What the task asks
Word for word, restate every line of the material.

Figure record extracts
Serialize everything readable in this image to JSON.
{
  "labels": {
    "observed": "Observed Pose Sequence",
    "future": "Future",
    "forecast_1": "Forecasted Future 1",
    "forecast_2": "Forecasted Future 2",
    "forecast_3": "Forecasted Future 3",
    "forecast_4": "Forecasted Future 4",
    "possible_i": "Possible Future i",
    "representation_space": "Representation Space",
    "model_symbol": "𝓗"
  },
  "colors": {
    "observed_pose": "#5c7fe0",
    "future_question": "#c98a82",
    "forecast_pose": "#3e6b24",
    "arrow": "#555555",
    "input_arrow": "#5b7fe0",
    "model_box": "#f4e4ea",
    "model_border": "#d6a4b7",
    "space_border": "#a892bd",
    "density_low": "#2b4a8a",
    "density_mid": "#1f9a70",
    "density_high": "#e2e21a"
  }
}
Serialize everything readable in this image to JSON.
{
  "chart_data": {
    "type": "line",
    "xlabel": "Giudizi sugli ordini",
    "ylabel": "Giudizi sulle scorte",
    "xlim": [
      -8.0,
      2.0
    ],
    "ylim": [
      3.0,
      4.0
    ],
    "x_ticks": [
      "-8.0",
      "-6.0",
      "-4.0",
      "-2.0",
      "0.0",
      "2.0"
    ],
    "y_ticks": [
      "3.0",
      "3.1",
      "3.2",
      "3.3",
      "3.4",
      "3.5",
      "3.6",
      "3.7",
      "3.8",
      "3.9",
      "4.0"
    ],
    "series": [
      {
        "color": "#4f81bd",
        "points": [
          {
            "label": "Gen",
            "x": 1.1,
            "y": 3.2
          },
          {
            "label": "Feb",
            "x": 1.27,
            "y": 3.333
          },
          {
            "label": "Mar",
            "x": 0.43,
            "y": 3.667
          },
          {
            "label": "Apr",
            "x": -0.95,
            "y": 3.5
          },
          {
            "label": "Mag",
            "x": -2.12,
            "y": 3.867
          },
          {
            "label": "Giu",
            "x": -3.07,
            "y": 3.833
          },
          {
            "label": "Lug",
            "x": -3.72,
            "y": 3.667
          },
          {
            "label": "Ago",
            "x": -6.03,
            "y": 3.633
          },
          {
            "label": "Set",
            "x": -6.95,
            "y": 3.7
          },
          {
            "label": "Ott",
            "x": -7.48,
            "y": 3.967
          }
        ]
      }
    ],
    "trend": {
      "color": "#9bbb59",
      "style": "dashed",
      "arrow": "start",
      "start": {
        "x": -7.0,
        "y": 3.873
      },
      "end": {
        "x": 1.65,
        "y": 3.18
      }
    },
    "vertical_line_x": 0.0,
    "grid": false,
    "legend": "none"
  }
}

Completed exercise
Serialize everything readable in this image to JSON.
{
  "labels": {
    "observed": "Observed Pose Sequence",
    "future": "Future",
    "forecast_1": "Forecasted Future 1",
    "forecast_2": "Forecasted Future 2",
    "forecast_3": "Forecasted Future 3",
    "forecast_4": "Forecasted Future 4",
    "possible_i": "Possible Future i",
    "representation_space": "Representation Space",
    "model_symbol": "𝓗"
  },
  "colors": {
    "observed_pose": "#5c7fe0",
    "future_question": "#c98a82",
    "forecast_pose": "#3e6b24",
    "arrow": "#555555",
    "input_arrow": "#5b7fe0",
    "model_box": "#f4e4ea",
    "model_border": "#d6a4b7",
    "space_border": "#a892bd",
    "density_low": "#2b4a8a",
    "density_mid": "#1f9a70",
    "density_high": "#e2e21a"
  }
}
Serialize everything readable in this image to JSON.
{
  "chart_data": {
    "type": "line",
    "xlabel": "Giudizi sugli ordini",
    "ylabel": "Giudizi sulle scorte",
    "xlim": [
      -8.0,
      2.0
    ],
    "ylim": [
      3.0,
      4.0
    ],
    "x_ticks": [
      "-8.0",
      "-6.0",
      "-4.0",
      "-2.0",
      "0.0",
      "2.0"
    ],
    "y_ticks": [
      "3.0",
      "3.1",
      "3.2",
      "3.3",
      "3.4",
      "3.5",
      "3.6",
      "3.7",
      "3.8",
      "3.9",
      "4.0"
    ],
    "series": [
      {
        "color": "#4f81bd",
        "points": [
          {
            "label": "Gen",
            "x": 1.1,
            "y": 3.2
          },
          {
            "label": "Feb",
            "x": 1.27,
            "y": 3.333
          },
          {
            "label": "Mar",
            "x": 0.43,
            "y": 3.667
          },
          {
            "label": "Apr",
            "x": -0.95,
            "y": 3.5
          },
          {
            "label": "Mag",
            "x": -2.12,
            "y": 3.867
          },
          {
            "label": "Giu",
            "x": -3.07,
            "y": 3.833
          },
          {
            "label": "Lug",
            "x": -3.72,
            "y": 3.667
          },
          {
            "label": "Ago",
            "x": -6.03,
            "y": 3.633
          },
          {
            "label": "Set",
            "x": -6.95,
            "y": 3.7
          },
          {
            "label": "Ott",
            "x": -7.48,
            "y": 3.967
          }
        ]
      }
    ],
    "trend": {
      "color": "#9bbb59",
      "style": "dashed",
      "arrow": "start",
      "start": {
        "x": -7.0,
        "y": 3.873
      },
      "end": {
        "x": 1.65,
        "y": 3.18
      }
    },
    "vertical_line_x": 0.0,
    "grid": false,
    "legend": "none"
  }
}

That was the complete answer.